--- begin ---

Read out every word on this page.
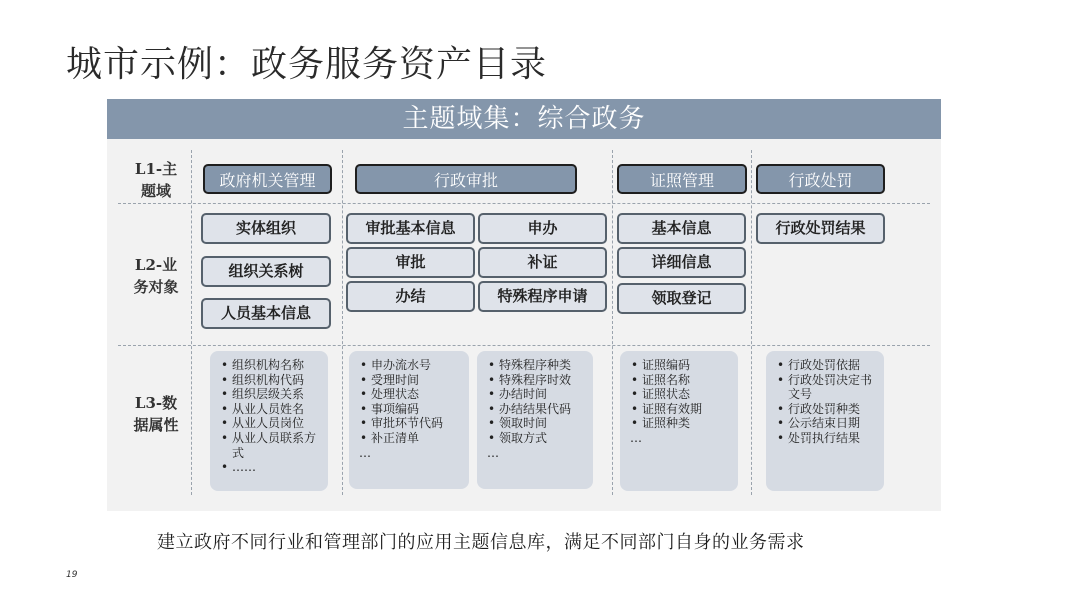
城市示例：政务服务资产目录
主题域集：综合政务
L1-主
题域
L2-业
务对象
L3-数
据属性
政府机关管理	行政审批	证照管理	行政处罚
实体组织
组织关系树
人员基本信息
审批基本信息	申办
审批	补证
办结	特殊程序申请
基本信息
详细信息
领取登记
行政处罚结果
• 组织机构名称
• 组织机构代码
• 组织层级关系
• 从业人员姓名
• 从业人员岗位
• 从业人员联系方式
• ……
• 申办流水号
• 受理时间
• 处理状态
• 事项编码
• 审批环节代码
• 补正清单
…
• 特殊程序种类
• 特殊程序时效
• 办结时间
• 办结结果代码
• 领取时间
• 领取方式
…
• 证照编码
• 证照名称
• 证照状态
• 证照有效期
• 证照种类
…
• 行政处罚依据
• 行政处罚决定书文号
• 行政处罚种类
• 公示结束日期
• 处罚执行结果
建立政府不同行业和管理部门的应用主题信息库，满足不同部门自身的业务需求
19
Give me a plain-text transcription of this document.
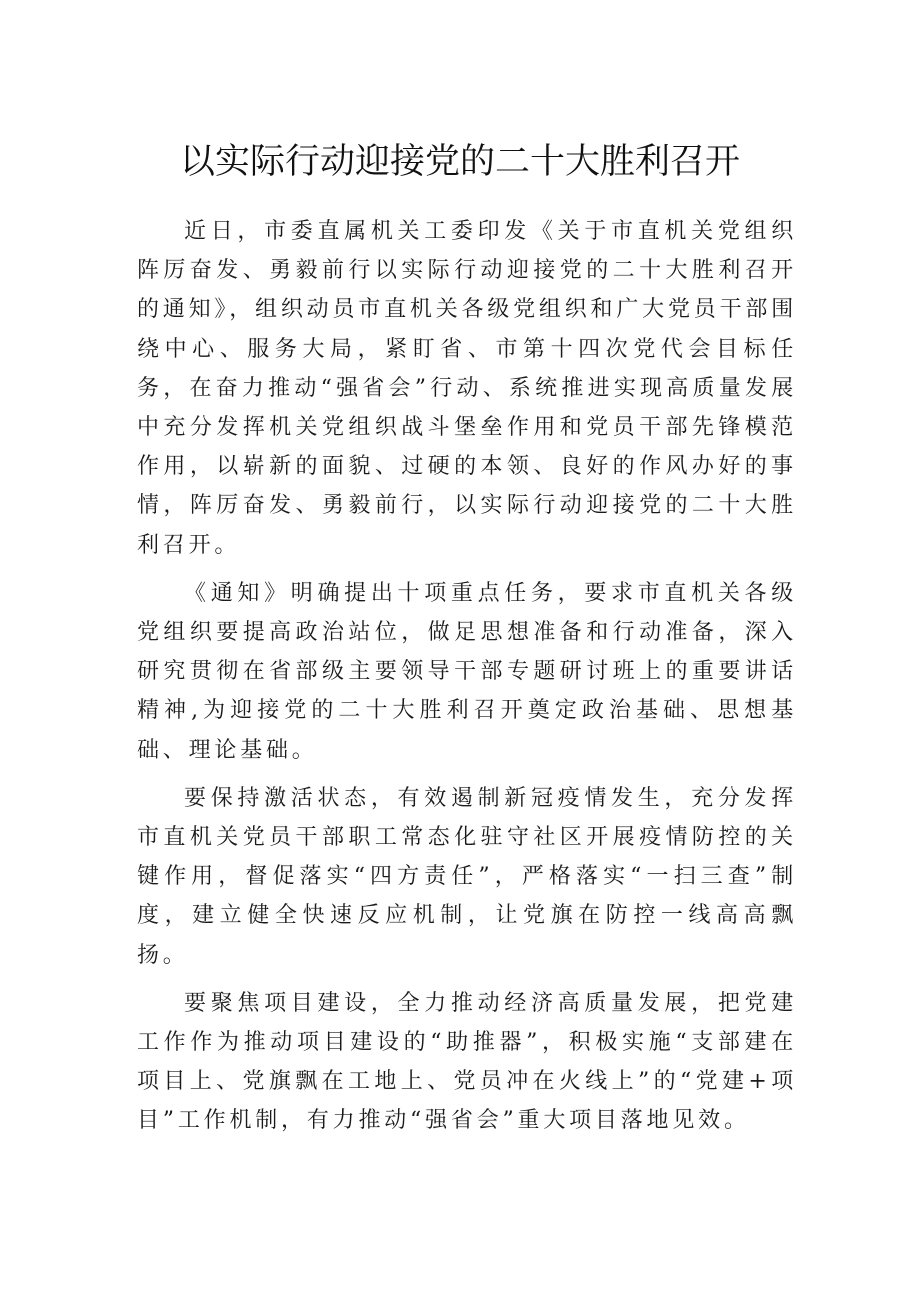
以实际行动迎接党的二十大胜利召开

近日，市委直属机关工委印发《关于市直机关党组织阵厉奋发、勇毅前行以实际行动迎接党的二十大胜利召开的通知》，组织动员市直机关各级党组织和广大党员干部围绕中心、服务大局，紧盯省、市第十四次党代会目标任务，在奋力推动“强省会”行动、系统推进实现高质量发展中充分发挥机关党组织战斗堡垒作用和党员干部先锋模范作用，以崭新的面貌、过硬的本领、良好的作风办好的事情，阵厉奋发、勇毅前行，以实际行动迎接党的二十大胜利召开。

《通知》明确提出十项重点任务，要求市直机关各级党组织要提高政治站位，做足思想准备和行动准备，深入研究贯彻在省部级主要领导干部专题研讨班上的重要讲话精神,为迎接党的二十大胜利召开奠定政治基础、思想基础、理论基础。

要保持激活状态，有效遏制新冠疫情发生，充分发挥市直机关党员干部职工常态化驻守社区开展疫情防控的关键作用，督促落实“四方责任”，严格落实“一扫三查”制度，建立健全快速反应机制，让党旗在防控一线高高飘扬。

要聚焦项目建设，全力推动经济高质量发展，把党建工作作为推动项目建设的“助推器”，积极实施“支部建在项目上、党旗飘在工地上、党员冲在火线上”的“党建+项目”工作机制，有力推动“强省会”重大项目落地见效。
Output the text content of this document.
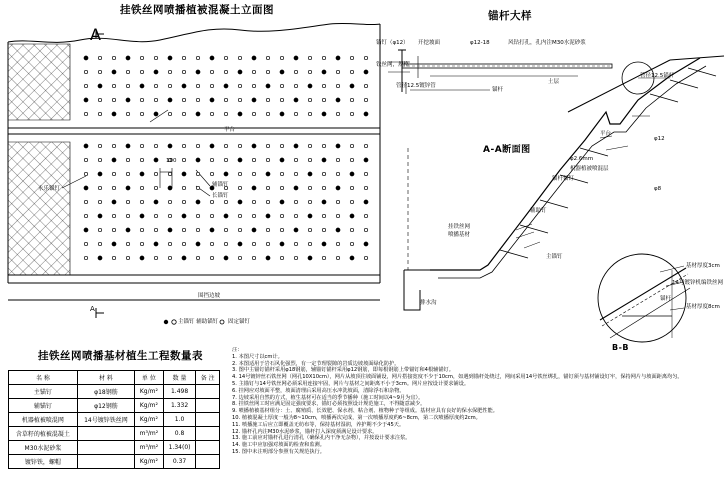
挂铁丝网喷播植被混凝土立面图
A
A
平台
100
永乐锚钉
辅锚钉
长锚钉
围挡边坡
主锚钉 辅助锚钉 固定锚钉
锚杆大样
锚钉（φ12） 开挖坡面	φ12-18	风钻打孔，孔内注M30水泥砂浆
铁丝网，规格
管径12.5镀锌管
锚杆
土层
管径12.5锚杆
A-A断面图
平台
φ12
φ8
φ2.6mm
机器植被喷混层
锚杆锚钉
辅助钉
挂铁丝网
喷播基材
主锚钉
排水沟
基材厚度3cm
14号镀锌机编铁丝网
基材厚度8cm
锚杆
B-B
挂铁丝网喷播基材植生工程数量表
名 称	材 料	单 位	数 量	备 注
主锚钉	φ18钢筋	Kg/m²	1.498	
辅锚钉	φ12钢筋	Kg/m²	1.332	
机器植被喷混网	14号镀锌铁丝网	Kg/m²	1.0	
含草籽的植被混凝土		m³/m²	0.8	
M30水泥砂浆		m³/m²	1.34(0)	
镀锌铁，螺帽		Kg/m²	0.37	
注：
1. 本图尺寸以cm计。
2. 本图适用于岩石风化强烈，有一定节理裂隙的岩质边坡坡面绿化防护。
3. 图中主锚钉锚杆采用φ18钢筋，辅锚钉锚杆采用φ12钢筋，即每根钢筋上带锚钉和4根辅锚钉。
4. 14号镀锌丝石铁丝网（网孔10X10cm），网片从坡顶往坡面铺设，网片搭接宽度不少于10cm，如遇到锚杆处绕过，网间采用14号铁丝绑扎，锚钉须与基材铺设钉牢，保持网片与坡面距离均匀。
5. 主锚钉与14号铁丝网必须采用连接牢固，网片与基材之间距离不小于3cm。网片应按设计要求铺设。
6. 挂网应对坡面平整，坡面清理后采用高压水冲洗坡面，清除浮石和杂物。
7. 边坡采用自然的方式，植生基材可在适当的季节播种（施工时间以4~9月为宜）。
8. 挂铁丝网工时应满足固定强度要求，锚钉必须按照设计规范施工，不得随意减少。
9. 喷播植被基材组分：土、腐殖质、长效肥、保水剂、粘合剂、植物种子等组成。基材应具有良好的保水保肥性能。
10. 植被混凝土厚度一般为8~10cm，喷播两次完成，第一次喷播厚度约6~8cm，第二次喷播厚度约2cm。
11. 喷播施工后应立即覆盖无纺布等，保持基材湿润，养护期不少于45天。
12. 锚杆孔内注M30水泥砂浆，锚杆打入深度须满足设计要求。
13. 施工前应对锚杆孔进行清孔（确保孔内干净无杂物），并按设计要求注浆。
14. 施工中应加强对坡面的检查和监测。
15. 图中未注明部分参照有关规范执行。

--- end ---

Work to do
Reproduce the records, all of them, word for word; omit the pictures.

Task answer
Read out every word on this page.
城市示例：政务服务资产目录
主题域集：综合政务
L1-主
题域
L2-业
务对象
L3-数
据属性
政府机关管理	行政审批	证照管理	行政处罚
实体组织
组织关系树
人员基本信息
审批基本信息	申办
审批	补证
办结	特殊程序申请
基本信息
详细信息
领取登记
行政处罚结果
• 组织机构名称
• 组织机构代码
• 组织层级关系
• 从业人员姓名
• 从业人员岗位
• 从业人员联系方式
• ……
• 申办流水号
• 受理时间
• 处理状态
• 事项编码
• 审批环节代码
• 补正清单
…
• 特殊程序种类
• 特殊程序时效
• 办结时间
• 办结结果代码
• 领取时间
• 领取方式
…
• 证照编码
• 证照名称
• 证照状态
• 证照有效期
• 证照种类
…
• 行政处罚依据
• 行政处罚决定书文号
• 行政处罚种类
• 公示结束日期
• 处罚执行结果
建立政府不同行业和管理部门的应用主题信息库，满足不同部门自身的业务需求
19
Give me a plain-text transcription of this document.
以实际行动迎接党的二十大胜利召开

近日，市委直属机关工委印发《关于市直机关党组织阵厉奋发、勇毅前行以实际行动迎接党的二十大胜利召开的通知》，组织动员市直机关各级党组织和广大党员干部围绕中心、服务大局，紧盯省、市第十四次党代会目标任务，在奋力推动“强省会”行动、系统推进实现高质量发展中充分发挥机关党组织战斗堡垒作用和党员干部先锋模范作用，以崭新的面貌、过硬的本领、良好的作风办好的事情，阵厉奋发、勇毅前行，以实际行动迎接党的二十大胜利召开。

《通知》明确提出十项重点任务，要求市直机关各级党组织要提高政治站位，做足思想准备和行动准备，深入研究贯彻在省部级主要领导干部专题研讨班上的重要讲话精神,为迎接党的二十大胜利召开奠定政治基础、思想基础、理论基础。

要保持激活状态，有效遏制新冠疫情发生，充分发挥市直机关党员干部职工常态化驻守社区开展疫情防控的关键作用，督促落实“四方责任”，严格落实“一扫三查”制度，建立健全快速反应机制，让党旗在防控一线高高飘扬。

要聚焦项目建设，全力推动经济高质量发展，把党建工作作为推动项目建设的“助推器”，积极实施“支部建在项目上、党旗飘在工地上、党员冲在火线上”的“党建+项目”工作机制，有力推动“强省会”重大项目落地见效。
Output the text content of this document.
挂铁丝网喷播植被混凝土立面图
A
A
平台
100
永乐锚钉
辅锚钉
长锚钉
围挡边坡
主锚钉 辅助锚钉 固定锚钉
锚杆大样
锚钉（φ12） 开挖坡面	φ12-18	风钻打孔，孔内注M30水泥砂浆
铁丝网，规格
管径12.5镀锌管
锚杆
土层
管径12.5锚杆
A-A断面图
平台
φ12
φ8
φ2.6mm
机器植被喷混层
锚杆锚钉
辅助钉
挂铁丝网
喷播基材
主锚钉
排水沟
基材厚度3cm
14号镀锌机编铁丝网
基材厚度8cm
锚杆
B-B
挂铁丝网喷播基材植生工程数量表
名 称	材 料	单 位	数 量	备 注
主锚钉	φ18钢筋	Kg/m²	1.498	
辅锚钉	φ12钢筋	Kg/m²	1.332	
机器植被喷混网	14号镀锌铁丝网	Kg/m²	1.0	
含草籽的植被混凝土		m³/m²	0.8	
M30水泥砂浆		m³/m²	1.34(0)	
镀锌铁，螺帽		Kg/m²	0.37	
注：
1. 本图尺寸以cm计。
2. 本图适用于岩石风化强烈，有一定节理裂隙的岩质边坡坡面绿化防护。
3. 图中主锚钉锚杆采用φ18钢筋，辅锚钉锚杆采用φ12钢筋，即每根钢筋上带锚钉和4根辅锚钉。
4. 14号镀锌丝石铁丝网（网孔10X10cm），网片从坡顶往坡面铺设，网片搭接宽度不少于10cm，如遇到锚杆处绕过，网间采用14号铁丝绑扎，锚钉须与基材铺设钉牢，保持网片与坡面距离均匀。
5. 主锚钉与14号铁丝网必须采用连接牢固，网片与基材之间距离不小于3cm。网片应按设计要求铺设。
6. 挂网应对坡面平整，坡面清理后采用高压水冲洗坡面，清除浮石和杂物。
7. 边坡采用自然的方式，植生基材可在适当的季节播种（施工时间以4~9月为宜）。
8. 挂铁丝网工时应满足固定强度要求，锚钉必须按照设计规范施工，不得随意减少。
9. 喷播植被基材组分：土、腐殖质、长效肥、保水剂、粘合剂、植物种子等组成。基材应具有良好的保水保肥性能。
10. 植被混凝土厚度一般为8~10cm，喷播两次完成，第一次喷播厚度约6~8cm，第二次喷播厚度约2cm。
11. 喷播施工后应立即覆盖无纺布等，保持基材湿润，养护期不少于45天。
12. 锚杆孔内注M30水泥砂浆，锚杆打入深度须满足设计要求。
13. 施工前应对锚杆孔进行清孔（确保孔内干净无杂物），并按设计要求注浆。
14. 施工中应加强对坡面的检查和监测。
15. 图中未注明部分参照有关规范执行。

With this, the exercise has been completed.